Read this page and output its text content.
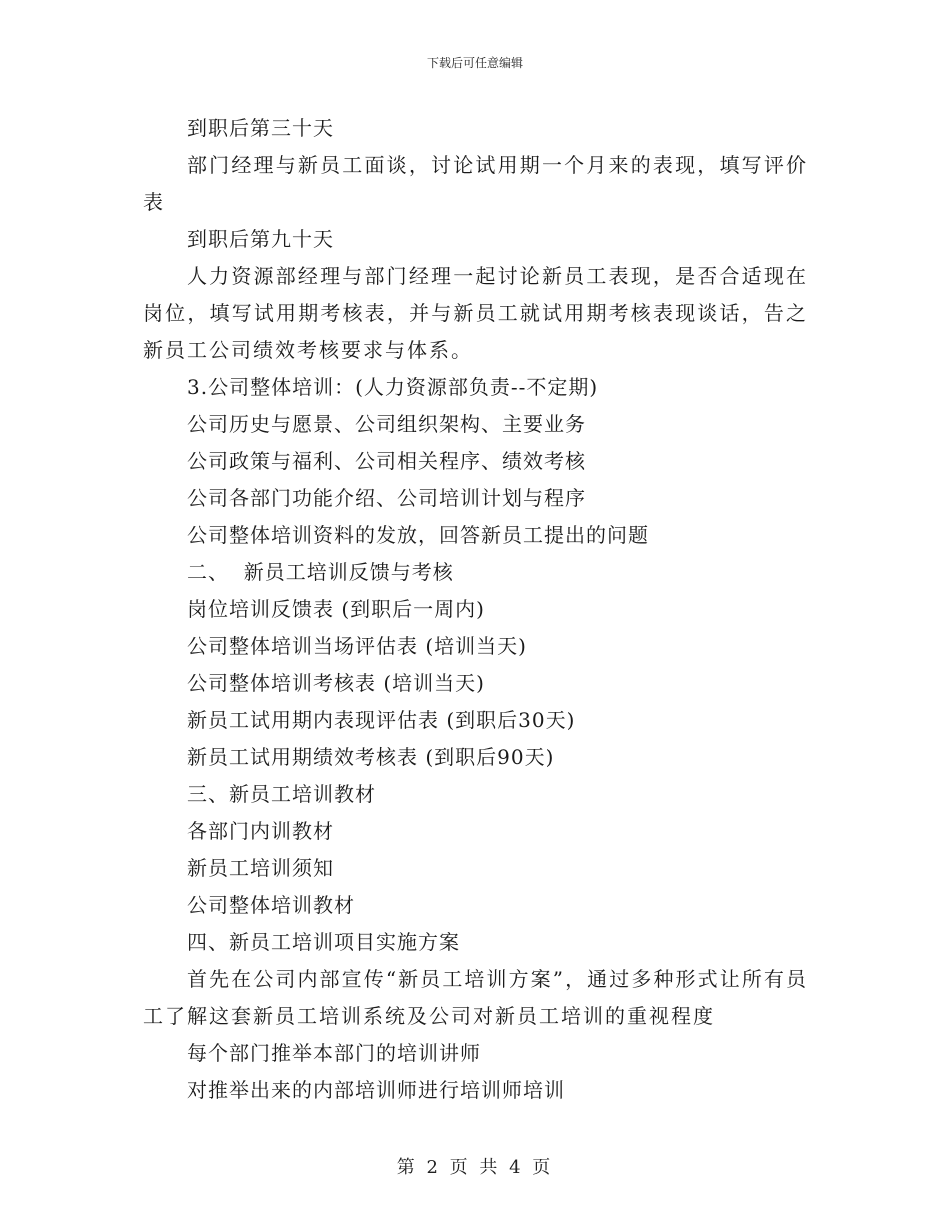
下载后可任意编辑

到职后第三十天

部门经理与新员工面谈，讨论试用期一个月来的表现，填写评价表

到职后第九十天

人力资源部经理与部门经理一起讨论新员工表现，是否合适现在岗位，填写试用期考核表，并与新员工就试用期考核表现谈话，告之新员工公司绩效考核要求与体系。

3.公司整体培训：(人力资源部负责--不定期)

公司历史与愿景、公司组织架构、主要业务

公司政策与福利、公司相关程序、绩效考核

公司各部门功能介绍、公司培训计划与程序

公司整体培训资料的发放，回答新员工提出的问题

二、  新员工培训反馈与考核

岗位培训反馈表 (到职后一周内)

公司整体培训当场评估表 (培训当天)

公司整体培训考核表 (培训当天)

新员工试用期内表现评估表 (到职后30天)

新员工试用期绩效考核表 (到职后90天)

三、新员工培训教材

各部门内训教材

新员工培训须知

公司整体培训教材

四、新员工培训项目实施方案

首先在公司内部宣传“新员工培训方案”，通过多种形式让所有员工了解这套新员工培训系统及公司对新员工培训的重视程度

每个部门推举本部门的培训讲师

对推举出来的内部培训师进行培训师培训

第 2 页 共 4 页
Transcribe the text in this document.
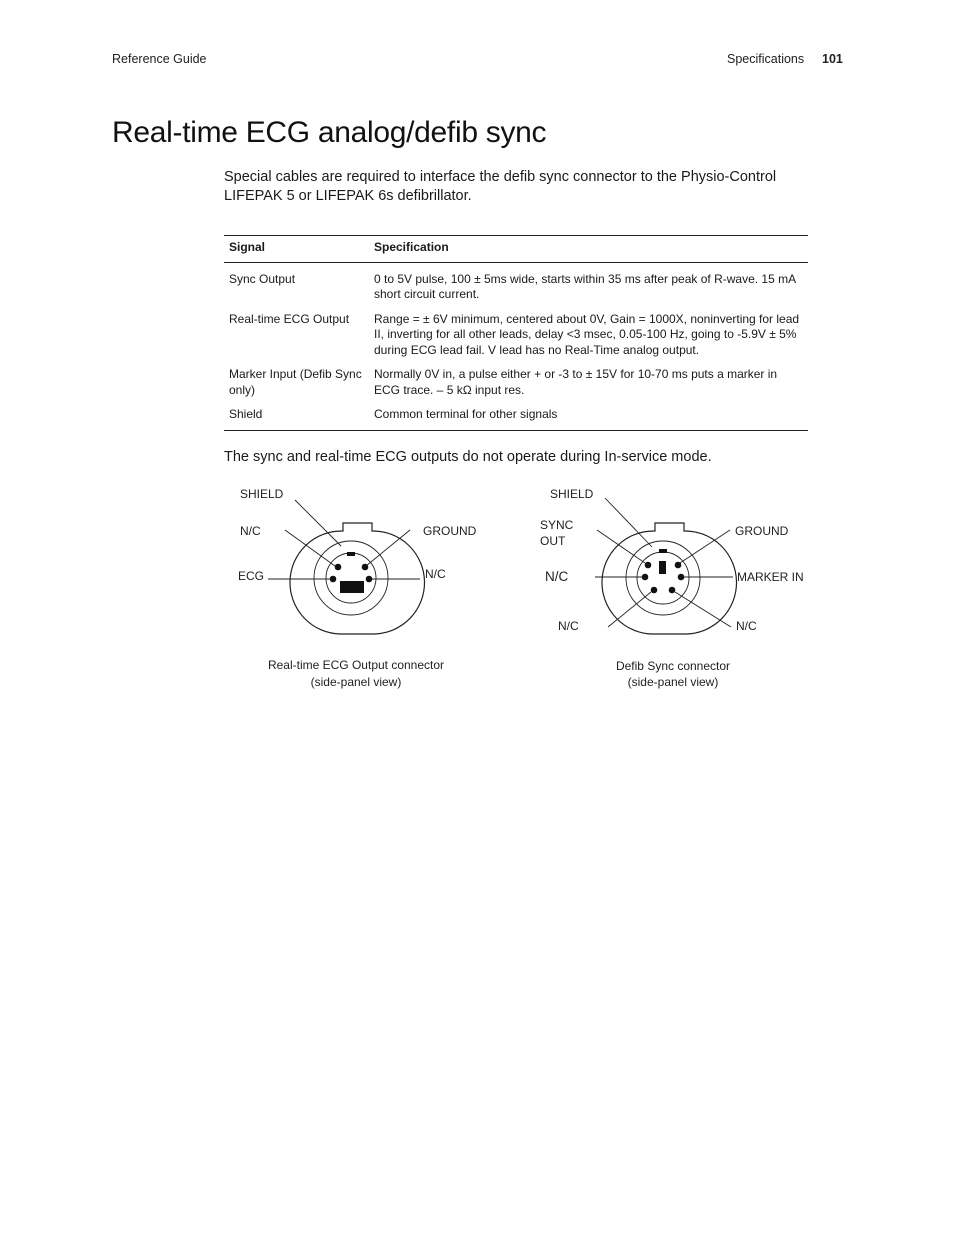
Reference Guide	Specifications 101
Real-time ECG analog/defib sync

Special cables are required to interface the defib sync connector to the Physio-Control LIFEPAK 5 or LIFEPAK 6s defibrillator.

Signal	Specification
Sync Output	0 to 5V pulse, 100 ± 5ms wide, starts within 35 ms after peak of R-wave. 15 mA short circuit current.
Real-time ECG Output	Range = ± 6V minimum, centered about 0V, Gain = 1000X, noninverting for lead II, inverting for all other leads, delay <3 msec, 0.05-100 Hz, going to -5.9V ± 5% during ECG lead fail. V lead has no Real-Time analog output.
Marker Input (Defib Sync only)	Normally 0V in, a pulse either + or -3 to ± 15V for 10-70 ms puts a marker in ECG trace. – 5 kΩ input res.
Shield	Common terminal for other signals

The sync and real-time ECG outputs do not operate during In-service mode.

SHIELD
N/C	GROUND
ECG	N/C
Real-time ECG Output connector
(side-panel view)
SHIELD
SYNC
OUT
GROUND
N/C	MARKER IN
N/C	N/C
Defib Sync connector
(side-panel view)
···
## Given request
State how many lines of the listing above hold the word "time", with nothing but the number.

## Complete response
4